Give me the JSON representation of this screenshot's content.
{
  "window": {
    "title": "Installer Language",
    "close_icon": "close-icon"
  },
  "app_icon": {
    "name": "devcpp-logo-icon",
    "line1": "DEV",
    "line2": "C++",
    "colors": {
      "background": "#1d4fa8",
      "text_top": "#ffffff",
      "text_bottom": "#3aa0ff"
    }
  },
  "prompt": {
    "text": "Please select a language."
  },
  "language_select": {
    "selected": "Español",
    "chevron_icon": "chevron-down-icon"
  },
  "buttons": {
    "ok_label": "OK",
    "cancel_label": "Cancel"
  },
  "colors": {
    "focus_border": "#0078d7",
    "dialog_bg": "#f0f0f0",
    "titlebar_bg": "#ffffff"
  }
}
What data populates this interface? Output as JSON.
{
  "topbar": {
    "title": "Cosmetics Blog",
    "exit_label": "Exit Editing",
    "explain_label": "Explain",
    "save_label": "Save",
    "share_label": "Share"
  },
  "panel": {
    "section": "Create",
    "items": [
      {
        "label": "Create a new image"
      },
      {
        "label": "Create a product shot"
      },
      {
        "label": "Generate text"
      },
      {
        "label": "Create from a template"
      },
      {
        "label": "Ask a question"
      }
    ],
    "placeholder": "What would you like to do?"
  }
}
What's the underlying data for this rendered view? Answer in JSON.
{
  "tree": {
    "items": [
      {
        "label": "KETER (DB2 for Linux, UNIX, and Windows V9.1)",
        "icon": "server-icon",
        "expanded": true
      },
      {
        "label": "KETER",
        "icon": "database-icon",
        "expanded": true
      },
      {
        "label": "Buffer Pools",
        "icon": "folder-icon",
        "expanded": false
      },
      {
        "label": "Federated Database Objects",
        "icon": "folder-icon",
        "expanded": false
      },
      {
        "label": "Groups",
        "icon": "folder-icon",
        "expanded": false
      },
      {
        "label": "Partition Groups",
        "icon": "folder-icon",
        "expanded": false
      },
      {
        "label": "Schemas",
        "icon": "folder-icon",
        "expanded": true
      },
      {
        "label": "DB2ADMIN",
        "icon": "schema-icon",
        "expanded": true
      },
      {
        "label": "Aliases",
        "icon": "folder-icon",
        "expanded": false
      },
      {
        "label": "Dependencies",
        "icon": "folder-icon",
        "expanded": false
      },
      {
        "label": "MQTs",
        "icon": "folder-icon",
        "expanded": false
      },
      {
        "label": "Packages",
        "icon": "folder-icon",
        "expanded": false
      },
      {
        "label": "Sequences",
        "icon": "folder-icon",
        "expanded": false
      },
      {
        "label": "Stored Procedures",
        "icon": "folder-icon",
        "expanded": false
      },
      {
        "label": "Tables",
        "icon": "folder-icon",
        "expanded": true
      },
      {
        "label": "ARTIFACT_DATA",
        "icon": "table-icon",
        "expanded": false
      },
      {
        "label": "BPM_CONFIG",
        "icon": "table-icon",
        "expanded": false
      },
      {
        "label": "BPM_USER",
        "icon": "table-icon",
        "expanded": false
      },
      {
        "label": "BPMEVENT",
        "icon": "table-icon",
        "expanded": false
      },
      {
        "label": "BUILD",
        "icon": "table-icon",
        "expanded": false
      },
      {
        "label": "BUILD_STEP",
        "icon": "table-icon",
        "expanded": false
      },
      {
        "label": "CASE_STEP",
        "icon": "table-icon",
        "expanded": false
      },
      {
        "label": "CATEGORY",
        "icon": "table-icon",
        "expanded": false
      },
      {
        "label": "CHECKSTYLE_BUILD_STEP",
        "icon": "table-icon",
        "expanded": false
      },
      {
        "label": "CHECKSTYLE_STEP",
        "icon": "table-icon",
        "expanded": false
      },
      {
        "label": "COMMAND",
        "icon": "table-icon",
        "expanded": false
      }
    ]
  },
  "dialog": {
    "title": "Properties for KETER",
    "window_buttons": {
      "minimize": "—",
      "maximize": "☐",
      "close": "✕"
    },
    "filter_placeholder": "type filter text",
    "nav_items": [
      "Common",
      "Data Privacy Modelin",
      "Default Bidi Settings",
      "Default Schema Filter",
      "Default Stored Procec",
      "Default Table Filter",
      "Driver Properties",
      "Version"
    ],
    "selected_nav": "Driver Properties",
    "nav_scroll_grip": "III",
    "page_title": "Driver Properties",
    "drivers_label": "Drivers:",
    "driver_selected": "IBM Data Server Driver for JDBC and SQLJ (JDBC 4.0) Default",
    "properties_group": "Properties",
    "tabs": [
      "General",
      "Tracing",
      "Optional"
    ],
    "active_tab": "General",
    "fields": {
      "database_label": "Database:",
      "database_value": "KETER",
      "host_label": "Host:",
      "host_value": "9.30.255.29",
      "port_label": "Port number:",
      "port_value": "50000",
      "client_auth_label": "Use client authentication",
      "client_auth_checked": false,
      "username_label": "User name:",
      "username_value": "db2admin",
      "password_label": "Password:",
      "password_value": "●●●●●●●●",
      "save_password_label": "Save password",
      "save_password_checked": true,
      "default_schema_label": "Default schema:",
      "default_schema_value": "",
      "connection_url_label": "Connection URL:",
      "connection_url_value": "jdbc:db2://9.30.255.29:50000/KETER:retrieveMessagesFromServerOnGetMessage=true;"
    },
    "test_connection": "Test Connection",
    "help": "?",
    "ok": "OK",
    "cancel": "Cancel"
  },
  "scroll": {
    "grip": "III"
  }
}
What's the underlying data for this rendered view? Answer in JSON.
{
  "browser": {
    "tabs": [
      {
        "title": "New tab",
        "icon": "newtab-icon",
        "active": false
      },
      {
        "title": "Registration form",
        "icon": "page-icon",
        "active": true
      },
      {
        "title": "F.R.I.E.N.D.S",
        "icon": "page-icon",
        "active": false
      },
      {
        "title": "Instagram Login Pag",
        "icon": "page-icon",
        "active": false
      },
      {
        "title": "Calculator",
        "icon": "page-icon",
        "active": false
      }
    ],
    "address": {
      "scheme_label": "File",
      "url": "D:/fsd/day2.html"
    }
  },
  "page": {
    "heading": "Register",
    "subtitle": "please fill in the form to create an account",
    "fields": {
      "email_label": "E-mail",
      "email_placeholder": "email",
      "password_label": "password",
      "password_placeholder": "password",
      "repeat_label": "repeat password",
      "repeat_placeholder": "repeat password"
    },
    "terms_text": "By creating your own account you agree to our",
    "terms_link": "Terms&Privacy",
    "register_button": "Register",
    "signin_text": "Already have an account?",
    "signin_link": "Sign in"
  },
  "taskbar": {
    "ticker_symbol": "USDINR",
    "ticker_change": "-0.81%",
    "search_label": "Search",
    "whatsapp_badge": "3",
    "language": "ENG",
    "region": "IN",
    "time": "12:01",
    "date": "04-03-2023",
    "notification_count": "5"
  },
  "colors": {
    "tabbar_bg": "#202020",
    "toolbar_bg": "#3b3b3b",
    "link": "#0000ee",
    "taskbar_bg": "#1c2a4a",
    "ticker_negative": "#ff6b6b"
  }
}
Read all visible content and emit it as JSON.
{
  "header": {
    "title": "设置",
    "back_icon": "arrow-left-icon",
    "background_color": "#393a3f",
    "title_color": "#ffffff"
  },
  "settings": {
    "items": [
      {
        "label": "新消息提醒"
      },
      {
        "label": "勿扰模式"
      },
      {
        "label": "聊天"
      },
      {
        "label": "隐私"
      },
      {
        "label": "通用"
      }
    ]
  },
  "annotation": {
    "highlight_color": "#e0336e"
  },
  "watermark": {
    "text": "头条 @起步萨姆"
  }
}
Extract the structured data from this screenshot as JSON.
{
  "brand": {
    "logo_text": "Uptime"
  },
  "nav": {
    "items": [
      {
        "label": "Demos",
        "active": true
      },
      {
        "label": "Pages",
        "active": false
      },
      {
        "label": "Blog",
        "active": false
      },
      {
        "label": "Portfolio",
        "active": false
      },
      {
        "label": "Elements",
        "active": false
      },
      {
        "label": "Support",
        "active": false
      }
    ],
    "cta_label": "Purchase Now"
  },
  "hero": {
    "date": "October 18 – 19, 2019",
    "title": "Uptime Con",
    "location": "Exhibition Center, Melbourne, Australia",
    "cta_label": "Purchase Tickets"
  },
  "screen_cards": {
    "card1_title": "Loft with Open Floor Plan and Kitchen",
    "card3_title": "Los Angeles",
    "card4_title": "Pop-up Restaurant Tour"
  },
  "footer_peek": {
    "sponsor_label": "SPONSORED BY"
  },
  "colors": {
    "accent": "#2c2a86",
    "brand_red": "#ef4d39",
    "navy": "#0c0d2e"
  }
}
*****
- Required work -
Report how many lines in the listing include the word "JSON". Give nothing but the count.

- Answer to the problem -
6